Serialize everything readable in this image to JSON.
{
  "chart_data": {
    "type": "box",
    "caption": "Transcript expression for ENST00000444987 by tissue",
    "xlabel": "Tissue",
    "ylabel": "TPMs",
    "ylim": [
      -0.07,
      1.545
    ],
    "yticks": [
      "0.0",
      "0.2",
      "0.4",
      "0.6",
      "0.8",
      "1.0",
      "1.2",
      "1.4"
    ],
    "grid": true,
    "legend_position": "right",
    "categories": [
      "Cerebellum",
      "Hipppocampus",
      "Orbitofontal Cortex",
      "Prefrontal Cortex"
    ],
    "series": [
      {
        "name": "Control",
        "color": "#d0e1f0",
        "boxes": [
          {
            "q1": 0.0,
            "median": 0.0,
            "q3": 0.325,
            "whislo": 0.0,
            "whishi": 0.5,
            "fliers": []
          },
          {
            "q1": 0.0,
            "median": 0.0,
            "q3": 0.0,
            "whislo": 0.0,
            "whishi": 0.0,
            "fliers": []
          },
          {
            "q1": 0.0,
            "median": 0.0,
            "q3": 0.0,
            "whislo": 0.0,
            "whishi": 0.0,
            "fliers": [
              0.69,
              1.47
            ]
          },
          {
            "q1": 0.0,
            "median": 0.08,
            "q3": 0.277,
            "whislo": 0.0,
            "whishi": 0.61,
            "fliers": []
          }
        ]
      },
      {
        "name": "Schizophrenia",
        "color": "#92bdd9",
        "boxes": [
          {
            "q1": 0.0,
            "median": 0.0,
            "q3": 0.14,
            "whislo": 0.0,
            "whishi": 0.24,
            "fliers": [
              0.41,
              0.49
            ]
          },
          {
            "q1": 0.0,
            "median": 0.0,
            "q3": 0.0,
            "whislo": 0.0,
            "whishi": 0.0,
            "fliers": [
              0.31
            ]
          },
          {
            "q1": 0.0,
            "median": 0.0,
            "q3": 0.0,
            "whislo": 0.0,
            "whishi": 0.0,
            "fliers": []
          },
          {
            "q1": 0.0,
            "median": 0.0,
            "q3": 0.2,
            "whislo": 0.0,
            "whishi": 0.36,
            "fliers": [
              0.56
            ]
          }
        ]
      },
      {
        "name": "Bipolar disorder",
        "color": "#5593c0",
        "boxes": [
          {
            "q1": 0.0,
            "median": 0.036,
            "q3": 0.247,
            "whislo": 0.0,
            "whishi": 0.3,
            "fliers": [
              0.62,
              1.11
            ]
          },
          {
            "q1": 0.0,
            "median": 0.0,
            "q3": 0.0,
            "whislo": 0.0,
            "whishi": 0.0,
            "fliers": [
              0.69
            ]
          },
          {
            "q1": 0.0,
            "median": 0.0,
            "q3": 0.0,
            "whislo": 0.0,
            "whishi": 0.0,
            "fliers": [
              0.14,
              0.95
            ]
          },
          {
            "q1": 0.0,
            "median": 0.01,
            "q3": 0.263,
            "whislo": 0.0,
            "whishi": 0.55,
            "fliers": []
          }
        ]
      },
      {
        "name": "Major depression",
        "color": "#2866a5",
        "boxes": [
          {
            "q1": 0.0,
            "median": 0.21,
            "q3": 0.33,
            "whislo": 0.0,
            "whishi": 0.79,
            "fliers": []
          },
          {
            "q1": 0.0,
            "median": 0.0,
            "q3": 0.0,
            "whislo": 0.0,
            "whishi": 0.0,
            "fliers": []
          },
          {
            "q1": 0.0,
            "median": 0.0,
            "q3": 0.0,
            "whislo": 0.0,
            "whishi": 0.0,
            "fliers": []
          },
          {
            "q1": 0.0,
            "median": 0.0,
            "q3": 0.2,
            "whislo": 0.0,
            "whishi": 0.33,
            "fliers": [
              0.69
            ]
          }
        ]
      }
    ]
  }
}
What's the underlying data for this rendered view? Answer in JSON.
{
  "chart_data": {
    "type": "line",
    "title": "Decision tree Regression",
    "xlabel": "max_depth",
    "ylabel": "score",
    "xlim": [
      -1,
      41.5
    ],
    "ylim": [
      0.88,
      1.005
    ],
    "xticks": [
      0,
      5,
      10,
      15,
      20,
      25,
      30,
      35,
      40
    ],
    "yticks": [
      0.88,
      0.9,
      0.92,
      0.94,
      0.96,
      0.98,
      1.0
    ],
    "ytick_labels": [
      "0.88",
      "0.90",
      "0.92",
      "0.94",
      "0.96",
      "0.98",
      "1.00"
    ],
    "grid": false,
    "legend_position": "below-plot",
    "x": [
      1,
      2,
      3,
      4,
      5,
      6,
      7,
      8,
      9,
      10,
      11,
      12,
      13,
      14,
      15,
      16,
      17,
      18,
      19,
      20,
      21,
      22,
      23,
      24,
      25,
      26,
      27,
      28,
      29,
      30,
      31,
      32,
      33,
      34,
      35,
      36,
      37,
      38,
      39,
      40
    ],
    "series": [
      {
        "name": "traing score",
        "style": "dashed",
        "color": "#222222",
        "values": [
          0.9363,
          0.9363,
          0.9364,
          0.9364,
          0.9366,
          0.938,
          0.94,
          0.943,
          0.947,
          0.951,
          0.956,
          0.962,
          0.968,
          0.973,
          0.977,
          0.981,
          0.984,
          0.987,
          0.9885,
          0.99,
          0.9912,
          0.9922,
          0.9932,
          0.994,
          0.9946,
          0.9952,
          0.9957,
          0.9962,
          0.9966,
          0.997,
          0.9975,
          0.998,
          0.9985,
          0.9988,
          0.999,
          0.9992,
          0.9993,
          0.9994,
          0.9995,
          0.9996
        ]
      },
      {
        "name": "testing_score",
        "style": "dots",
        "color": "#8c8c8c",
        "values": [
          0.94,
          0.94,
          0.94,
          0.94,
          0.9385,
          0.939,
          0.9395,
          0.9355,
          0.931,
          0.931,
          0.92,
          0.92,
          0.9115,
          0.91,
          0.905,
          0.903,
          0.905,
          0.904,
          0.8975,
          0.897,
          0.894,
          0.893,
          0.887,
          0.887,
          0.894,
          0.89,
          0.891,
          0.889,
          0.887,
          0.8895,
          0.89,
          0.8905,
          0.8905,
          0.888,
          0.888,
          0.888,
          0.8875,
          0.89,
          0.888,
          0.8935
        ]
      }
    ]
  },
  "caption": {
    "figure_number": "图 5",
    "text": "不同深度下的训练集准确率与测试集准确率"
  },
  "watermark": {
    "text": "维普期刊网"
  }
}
::::::::
To do :: How many lines in the records above contain the word "Cortex"? Reply with the number alone.

Solution :: 2